# [MATERIAL PROVIDED]
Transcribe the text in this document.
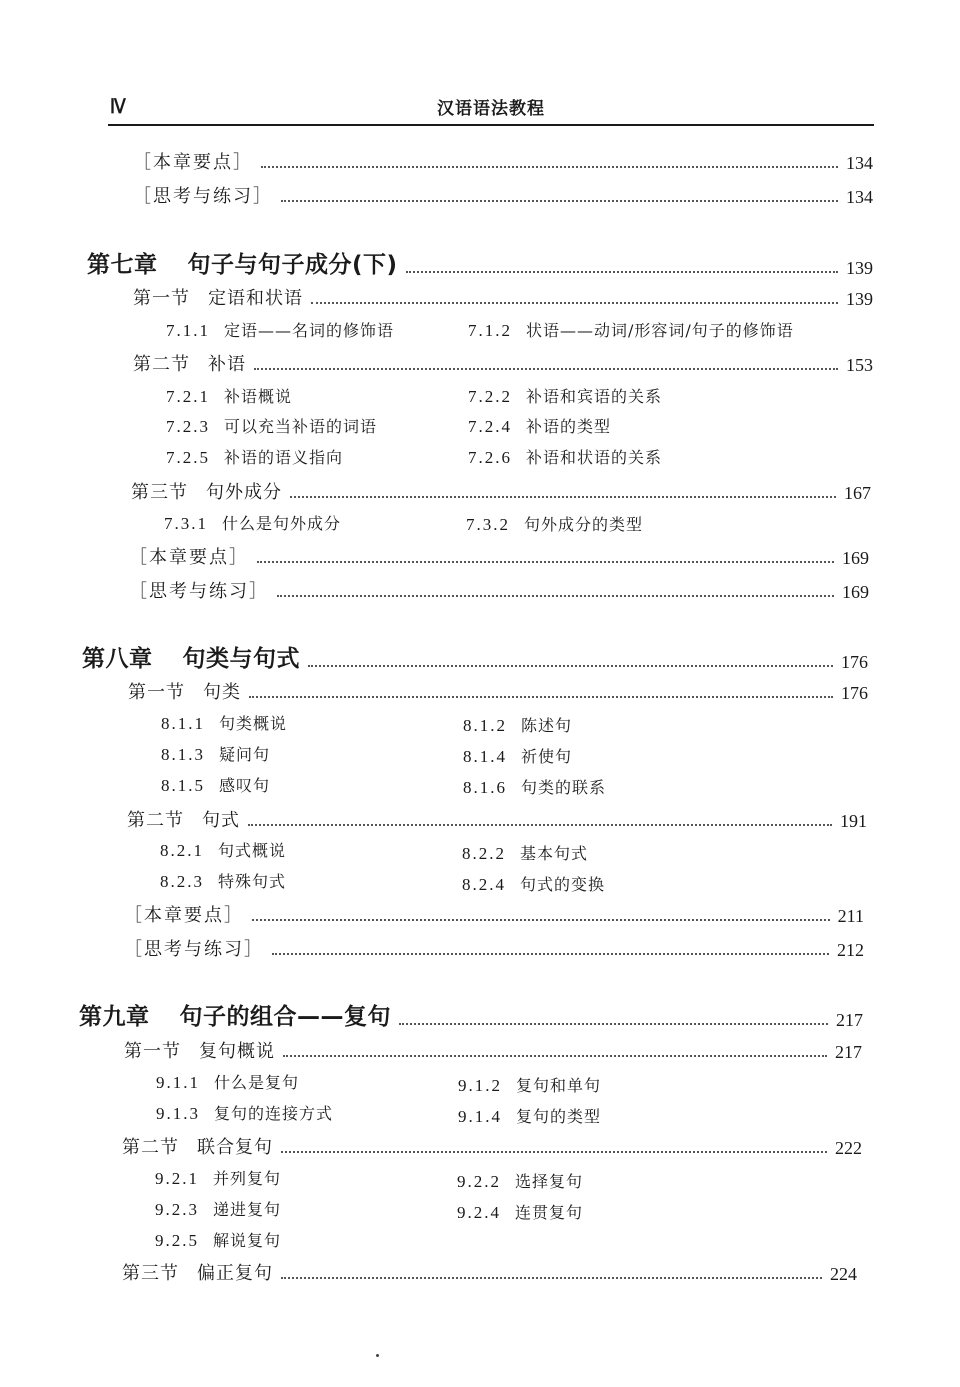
Ⅳ	汉语语法教程
［本章要点］	134
［思考与练习］	134
第七章 句子与句子成分(下)	139
第一节 定语和状语	139
7.1.1 定语——名词的修饰语	7.1.2 状语——动词/形容词/句子的修饰语
第二节 补语	153
7.2.1 补语概说	7.2.2 补语和宾语的关系
7.2.3 可以充当补语的词语	7.2.4 补语的类型
7.2.5 补语的语义指向	7.2.6 补语和状语的关系
第三节 句外成分	167
7.3.1 什么是句外成分	7.3.2 句外成分的类型
［本章要点］	169
［思考与练习］	169
第八章 句类与句式	176
第一节 句类	176
8.1.1 句类概说	8.1.2 陈述句
8.1.3 疑问句	8.1.4 祈使句
8.1.5 感叹句	8.1.6 句类的联系
第二节 句式	191
8.2.1 句式概说	8.2.2 基本句式
8.2.3 特殊句式	8.2.4 句式的变换
［本章要点］	211
［思考与练习］	212
第九章 句子的组合——复句	217
第一节 复句概说	217
9.1.1 什么是复句	9.1.2 复句和单句
9.1.3 复句的连接方式	9.1.4 复句的类型
第二节 联合复句	222
9.2.1 并列复句	9.2.2 选择复句
9.2.3 递进复句	9.2.4 连贯复句
9.2.5 解说复句
第三节 偏正复句	224
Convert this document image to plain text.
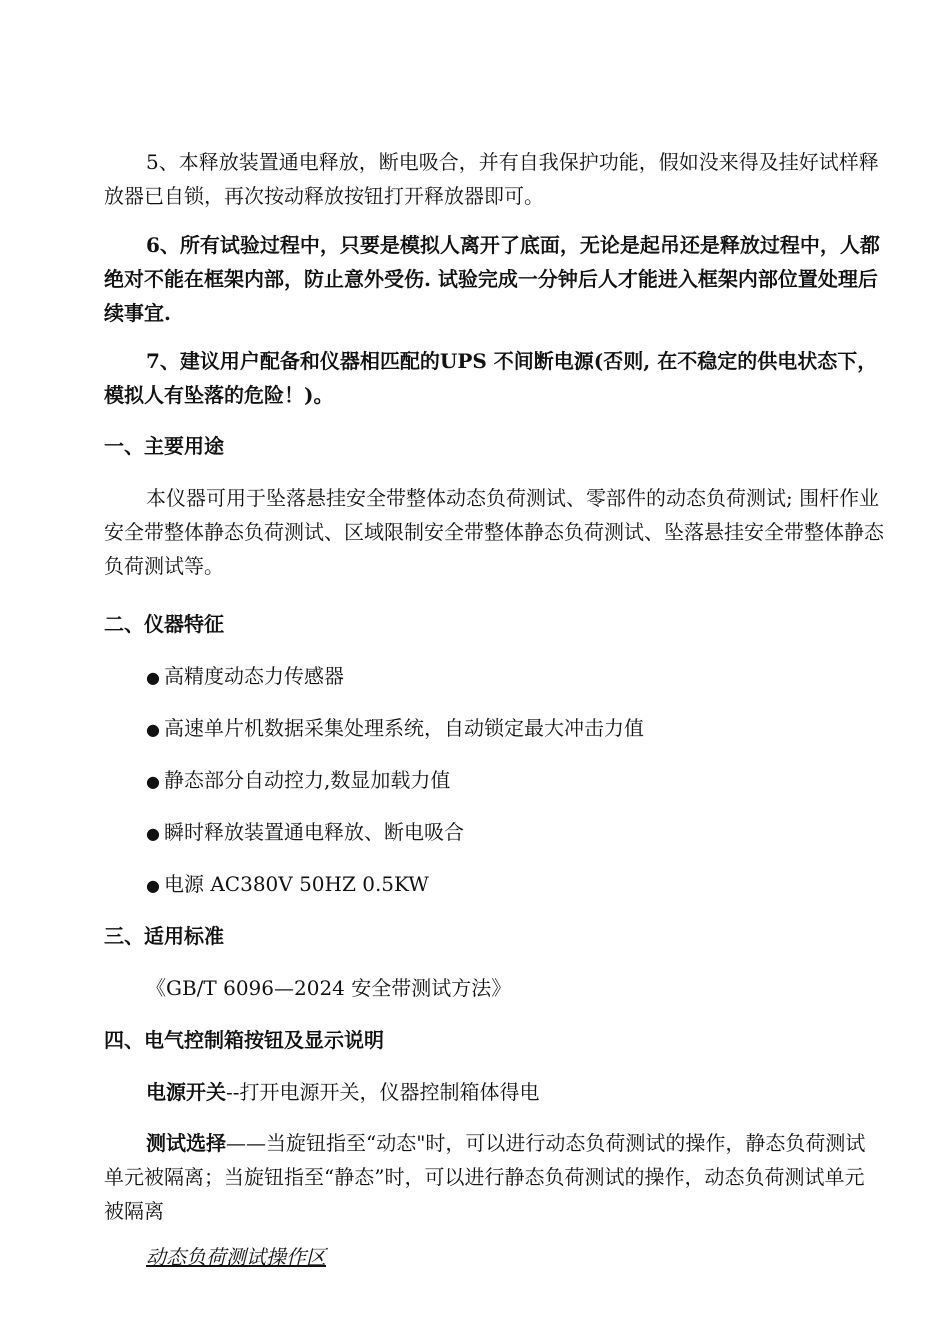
5、本释放装置通电释放，断电吸合，并有自我保护功能，假如没来得及挂好试样释放器已自锁，再次按动释放按钮打开释放器即可。

6、所有试验过程中，只要是模拟人离开了底面，无论是起吊还是释放过程中，人都绝对不能在框架内部，防止意外受伤. 试验完成一分钟后人才能进入框架内部位置处理后续事宜.

7、建议用户配备和仪器相匹配的UPS 不间断电源(否则, 在不稳定的供电状态下，模拟人有坠落的危险！)。

一、主要用途

本仪器可用于坠落悬挂安全带整体动态负荷测试、零部件的动态负荷测试; 围杆作业安全带整体静态负荷测试、区域限制安全带整体静态负荷测试、坠落悬挂安全带整体静态负荷测试等。

二、仪器特征

● 高精度动态力传感器

● 高速单片机数据采集处理系统，自动锁定最大冲击力值

● 静态部分自动控力,数显加载力值

● 瞬时释放装置通电释放、断电吸合

● 电源 AC380V 50HZ 0.5KW

三、适用标准

《GB/T 6096—2024 安全带测试方法》

四、电气控制箱按钮及显示说明

电源开关--打开电源开关，仪器控制箱体得电

测试选择——当旋钮指至“动态"时，可以进行动态负荷测试的操作，静态负荷测试单元被隔离；当旋钮指至“静态”时，可以进行静态负荷测试的操作，动态负荷测试单元被隔离

动态负荷测试操作区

# [EXERCISE DESCRIPTION]
Which lines in the data above contain "断电吸合"? Show each one.

# [WRITTEN ANSWER]
5、本释放装置通电释放，断电吸合，并有自我保护功能，假如没来得及挂好试样释放器已自锁，再次按动释放按钮打开释放器即可。
● 瞬时释放装置通电释放、断电吸合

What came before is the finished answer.